**To do:**
Print every entry, word for word, and skip the images.

**Input:**

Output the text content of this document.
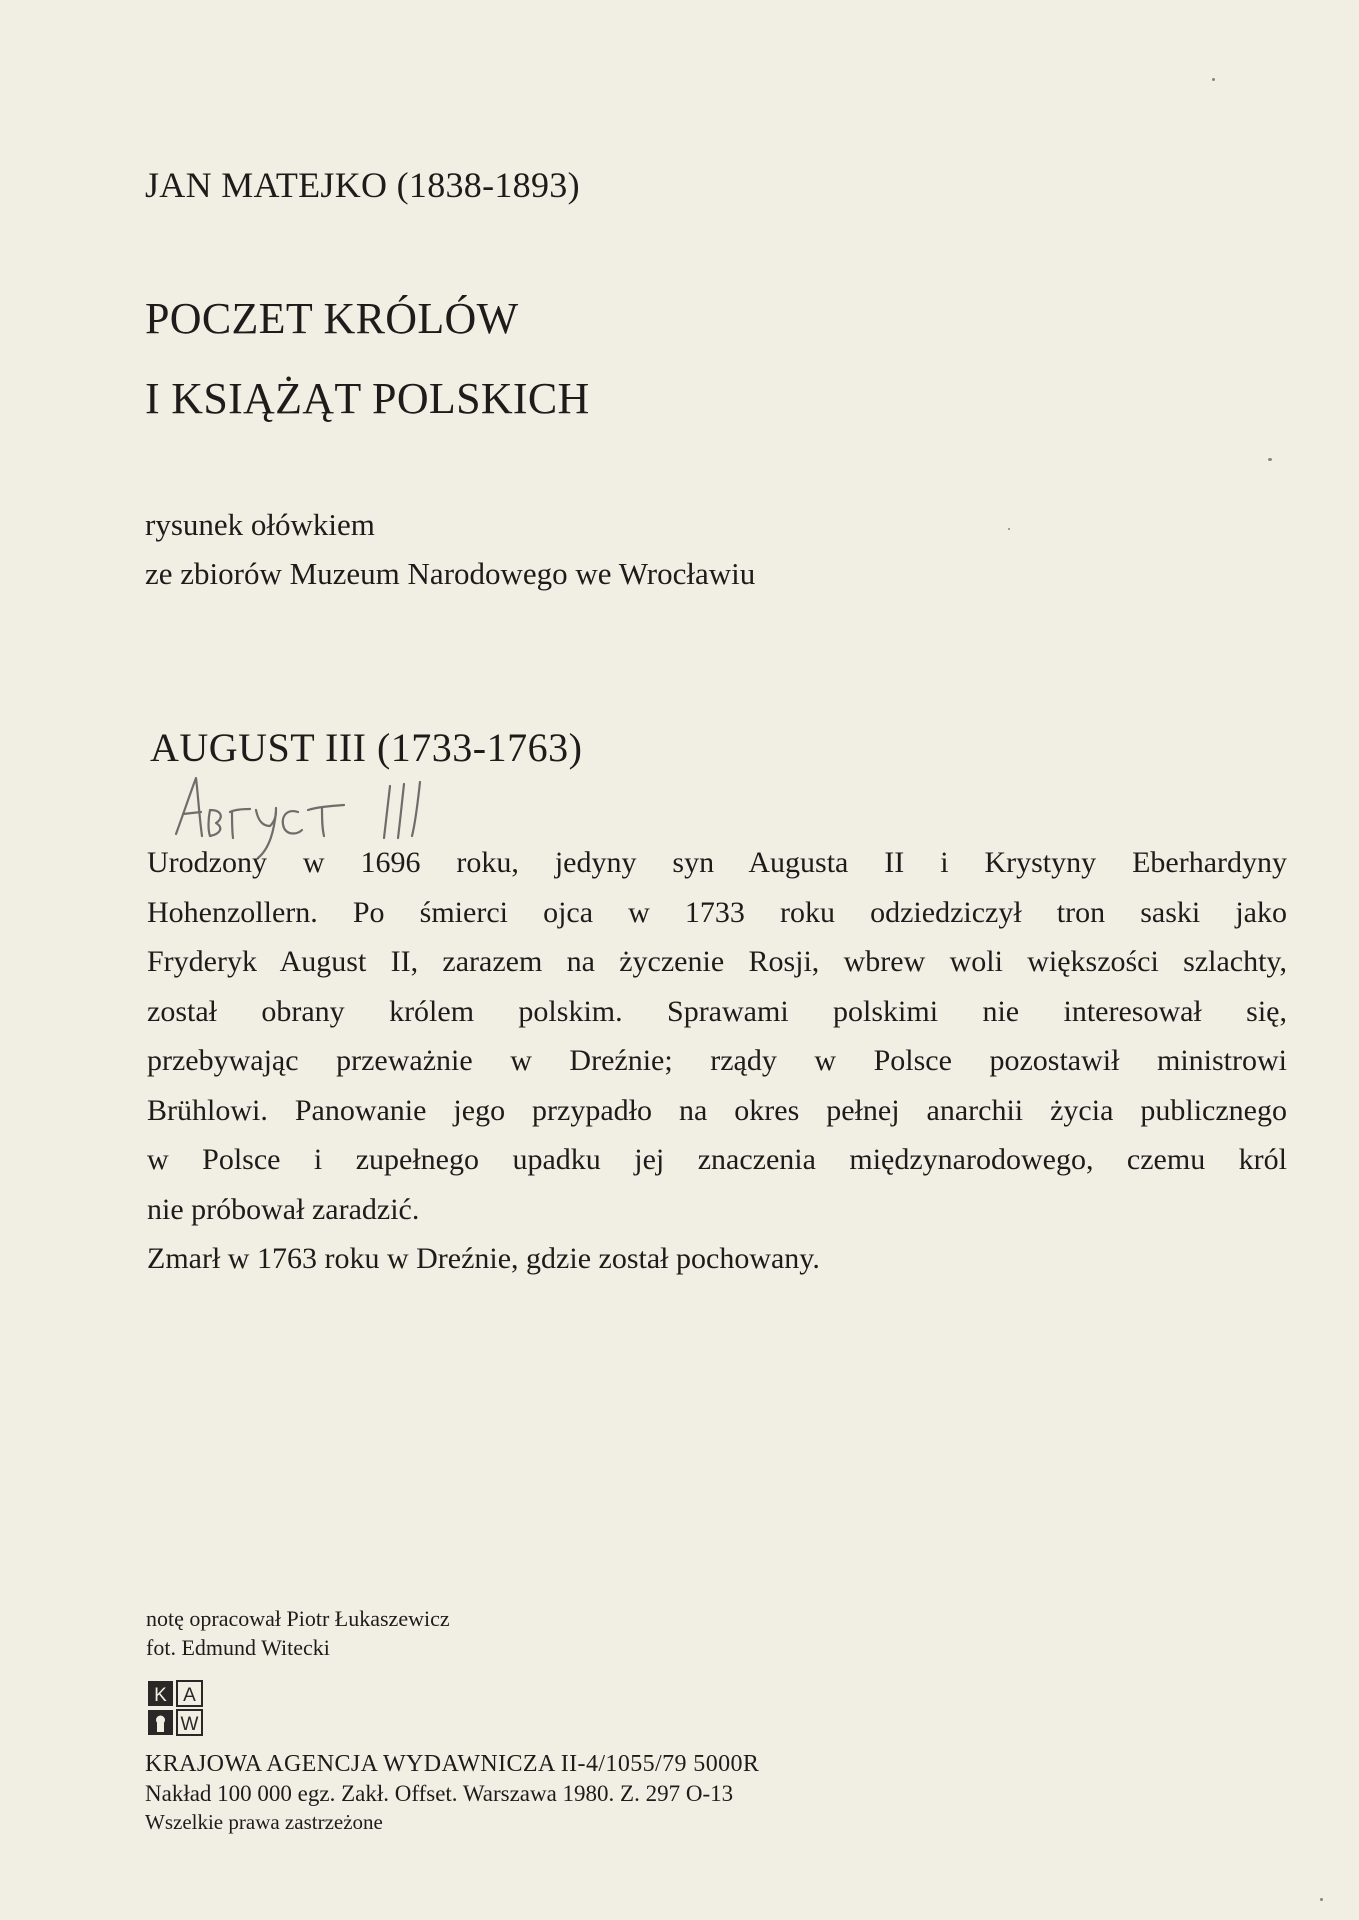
JAN MATEJKO (1838-1893)
POCZET KRÓLÓW
I KSIĄŻĄT POLSKICH
rysunek ołówkiem
ze zbiorów Muzeum Narodowego we Wrocławiu
AUGUST III (1733-1763)
Urodzony w 1696 roku, jedyny syn Augusta II i Krystyny Eberhardyny
Hohenzollern. Po śmierci ojca w 1733 roku odziedziczył tron saski jako
Fryderyk August II, zarazem na życzenie Rosji, wbrew woli większości szlachty,
został obrany królem polskim. Sprawami polskimi nie interesował się,
przebywając przeważnie w Dreźnie; rządy w Polsce pozostawił ministrowi
Brühlowi. Panowanie jego przypadło na okres pełnej anarchii życia publicznego
w Polsce i zupełnego upadku jej znaczenia międzynarodowego, czemu król
nie próbował zaradzić.
Zmarł w 1763 roku w Dreźnie, gdzie został pochowany.
notę opracował Piotr Łukaszewicz
fot. Edmund Witecki
K A
W
KRAJOWA AGENCJA WYDAWNICZA II-4/1055/79 5000R
Nakład 100 000 egz. Zakł. Offset. Warszawa 1980. Z. 297 O-13
Wszelkie prawa zastrzeżone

**Reply:**
Output the text content of this document.
JAN MATEJKO (1838-1893)
POCZET KRÓLÓW
I KSIĄŻĄT POLSKICH
rysunek ołówkiem
ze zbiorów Muzeum Narodowego we Wrocławiu
AUGUST III (1733-1763)
Urodzony w 1696 roku, jedyny syn Augusta II i Krystyny Eberhardyny
Hohenzollern. Po śmierci ojca w 1733 roku odziedziczył tron saski jako
Fryderyk August II, zarazem na życzenie Rosji, wbrew woli większości szlachty,
został obrany królem polskim. Sprawami polskimi nie interesował się,
przebywając przeważnie w Dreźnie; rządy w Polsce pozostawił ministrowi
Brühlowi. Panowanie jego przypadło na okres pełnej anarchii życia publicznego
w Polsce i zupełnego upadku jej znaczenia międzynarodowego, czemu król
nie próbował zaradzić.
Zmarł w 1763 roku w Dreźnie, gdzie został pochowany.
notę opracował Piotr Łukaszewicz
fot. Edmund Witecki
K A
W
KRAJOWA AGENCJA WYDAWNICZA II-4/1055/79 5000R
Nakład 100 000 egz. Zakł. Offset. Warszawa 1980. Z. 297 O-13
Wszelkie prawa zastrzeżone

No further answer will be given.